[Directions for this task]: Return every line below in which "date" appears.

[Available records]:

----------

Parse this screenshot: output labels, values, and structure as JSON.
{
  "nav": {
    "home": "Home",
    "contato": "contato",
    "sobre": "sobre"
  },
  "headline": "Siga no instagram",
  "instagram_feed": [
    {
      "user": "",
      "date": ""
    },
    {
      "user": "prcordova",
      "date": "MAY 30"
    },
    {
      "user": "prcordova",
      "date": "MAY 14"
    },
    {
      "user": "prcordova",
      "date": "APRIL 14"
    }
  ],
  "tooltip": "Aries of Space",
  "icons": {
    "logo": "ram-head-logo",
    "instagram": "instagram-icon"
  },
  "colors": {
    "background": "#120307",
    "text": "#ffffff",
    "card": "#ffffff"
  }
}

----------

[Solution below]:
      "date": ""
      "date": "MAY 30"
      "date": "MAY 14"
      "date": "APRIL 14"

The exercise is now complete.